*Task directions:* Count how many lines in this material contain "kolu". The answer is that number alone.

*Data for this task:*
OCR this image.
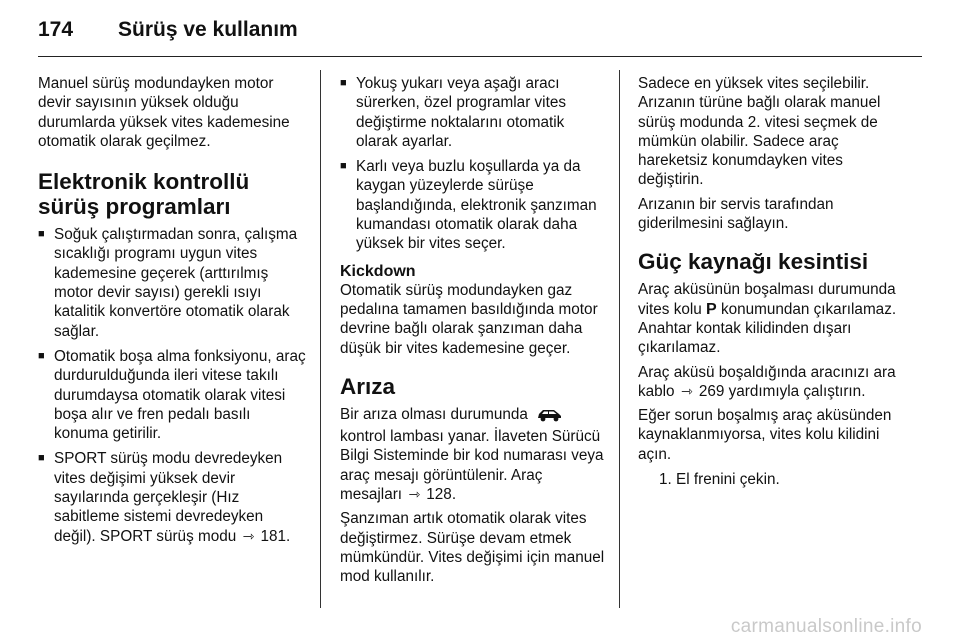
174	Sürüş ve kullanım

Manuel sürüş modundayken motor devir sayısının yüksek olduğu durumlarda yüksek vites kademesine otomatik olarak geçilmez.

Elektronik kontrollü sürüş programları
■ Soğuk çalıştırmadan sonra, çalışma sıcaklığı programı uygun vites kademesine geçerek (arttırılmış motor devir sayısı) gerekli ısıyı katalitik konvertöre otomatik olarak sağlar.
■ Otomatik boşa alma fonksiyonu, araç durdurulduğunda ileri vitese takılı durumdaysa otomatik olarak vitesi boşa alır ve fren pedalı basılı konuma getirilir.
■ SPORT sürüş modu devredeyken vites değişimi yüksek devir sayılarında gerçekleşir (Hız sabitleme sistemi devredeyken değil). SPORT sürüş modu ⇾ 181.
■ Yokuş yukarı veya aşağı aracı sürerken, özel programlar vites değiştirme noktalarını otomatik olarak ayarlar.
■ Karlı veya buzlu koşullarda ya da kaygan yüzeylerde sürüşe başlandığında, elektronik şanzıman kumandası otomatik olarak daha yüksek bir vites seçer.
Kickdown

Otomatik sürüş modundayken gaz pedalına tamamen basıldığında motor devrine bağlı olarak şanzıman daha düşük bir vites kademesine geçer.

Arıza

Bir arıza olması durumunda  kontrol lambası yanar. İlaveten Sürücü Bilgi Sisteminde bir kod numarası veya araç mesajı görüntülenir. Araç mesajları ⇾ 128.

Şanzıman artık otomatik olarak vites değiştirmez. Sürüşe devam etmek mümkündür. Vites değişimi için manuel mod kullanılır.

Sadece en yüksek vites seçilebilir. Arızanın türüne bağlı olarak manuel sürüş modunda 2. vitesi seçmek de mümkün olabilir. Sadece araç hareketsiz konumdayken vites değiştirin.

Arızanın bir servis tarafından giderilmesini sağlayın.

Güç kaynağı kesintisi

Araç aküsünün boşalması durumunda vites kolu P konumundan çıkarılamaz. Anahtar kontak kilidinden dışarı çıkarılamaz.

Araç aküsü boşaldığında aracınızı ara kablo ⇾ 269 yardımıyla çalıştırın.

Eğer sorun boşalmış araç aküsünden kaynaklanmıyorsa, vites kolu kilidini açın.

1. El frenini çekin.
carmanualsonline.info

...

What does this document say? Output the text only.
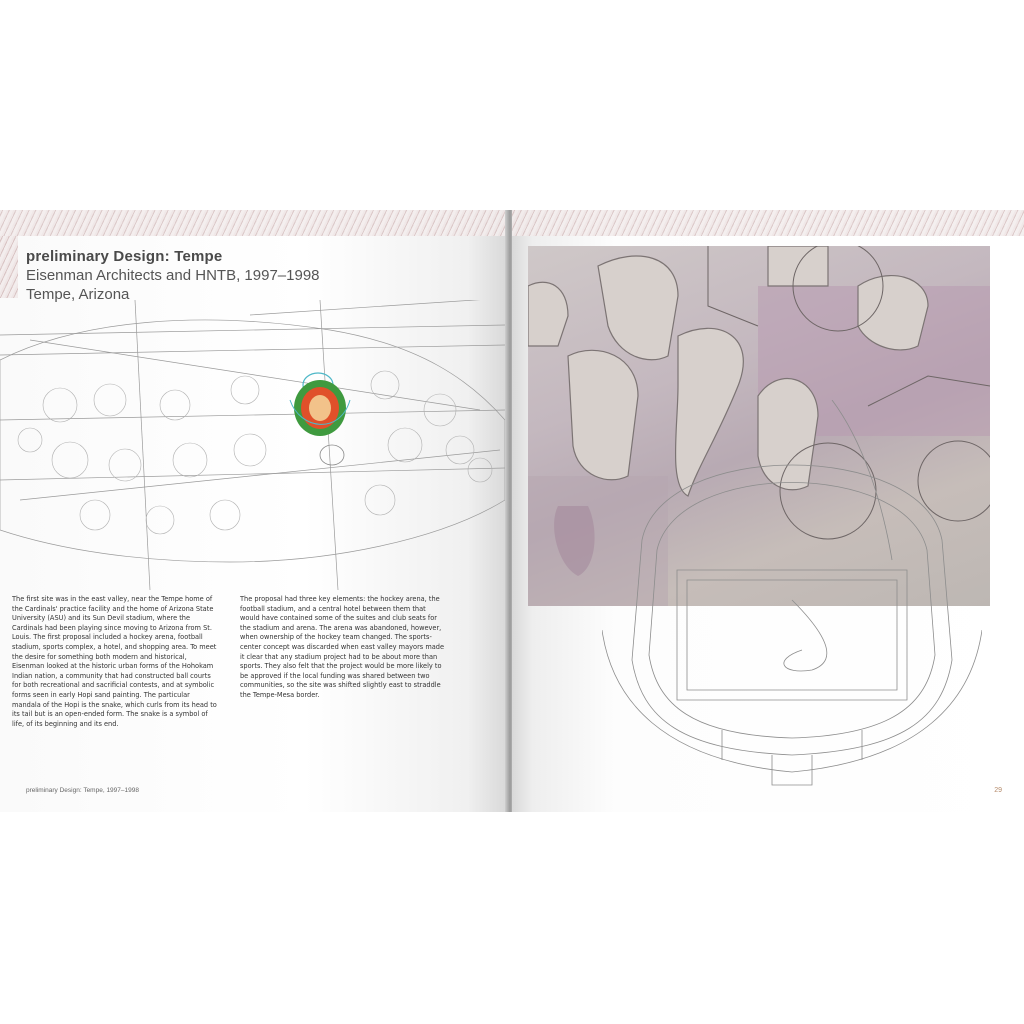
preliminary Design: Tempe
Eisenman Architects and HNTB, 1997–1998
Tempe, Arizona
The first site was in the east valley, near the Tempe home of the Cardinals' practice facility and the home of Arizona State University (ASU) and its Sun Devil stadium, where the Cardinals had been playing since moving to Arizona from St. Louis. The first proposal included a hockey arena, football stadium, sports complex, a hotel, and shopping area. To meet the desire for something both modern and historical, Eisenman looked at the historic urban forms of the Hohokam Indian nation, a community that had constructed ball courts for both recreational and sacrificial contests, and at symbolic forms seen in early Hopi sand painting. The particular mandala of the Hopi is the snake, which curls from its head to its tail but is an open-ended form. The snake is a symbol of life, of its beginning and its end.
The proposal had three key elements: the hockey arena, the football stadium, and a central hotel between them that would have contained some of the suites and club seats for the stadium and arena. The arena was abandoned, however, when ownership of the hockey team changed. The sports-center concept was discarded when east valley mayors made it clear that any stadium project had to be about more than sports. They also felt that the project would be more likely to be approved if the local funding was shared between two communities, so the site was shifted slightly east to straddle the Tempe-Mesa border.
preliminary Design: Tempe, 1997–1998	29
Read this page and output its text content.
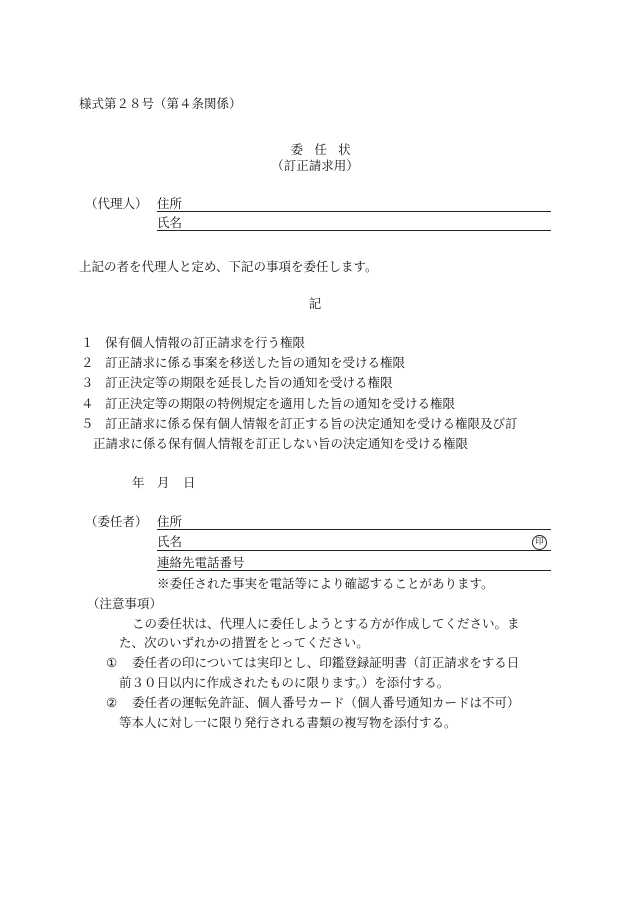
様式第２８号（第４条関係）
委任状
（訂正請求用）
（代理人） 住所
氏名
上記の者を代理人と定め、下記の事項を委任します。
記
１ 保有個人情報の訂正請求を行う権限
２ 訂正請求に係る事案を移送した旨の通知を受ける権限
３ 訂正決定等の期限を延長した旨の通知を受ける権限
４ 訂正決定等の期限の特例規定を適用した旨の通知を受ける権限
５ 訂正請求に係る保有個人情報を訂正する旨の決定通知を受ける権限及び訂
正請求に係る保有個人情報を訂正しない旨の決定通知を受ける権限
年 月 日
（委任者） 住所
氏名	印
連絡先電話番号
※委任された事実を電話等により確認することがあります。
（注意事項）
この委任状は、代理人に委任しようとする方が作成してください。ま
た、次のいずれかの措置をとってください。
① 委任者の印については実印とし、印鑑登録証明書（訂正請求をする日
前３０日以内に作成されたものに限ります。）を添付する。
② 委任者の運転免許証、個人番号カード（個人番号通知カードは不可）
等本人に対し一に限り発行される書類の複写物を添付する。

*Task output:* 2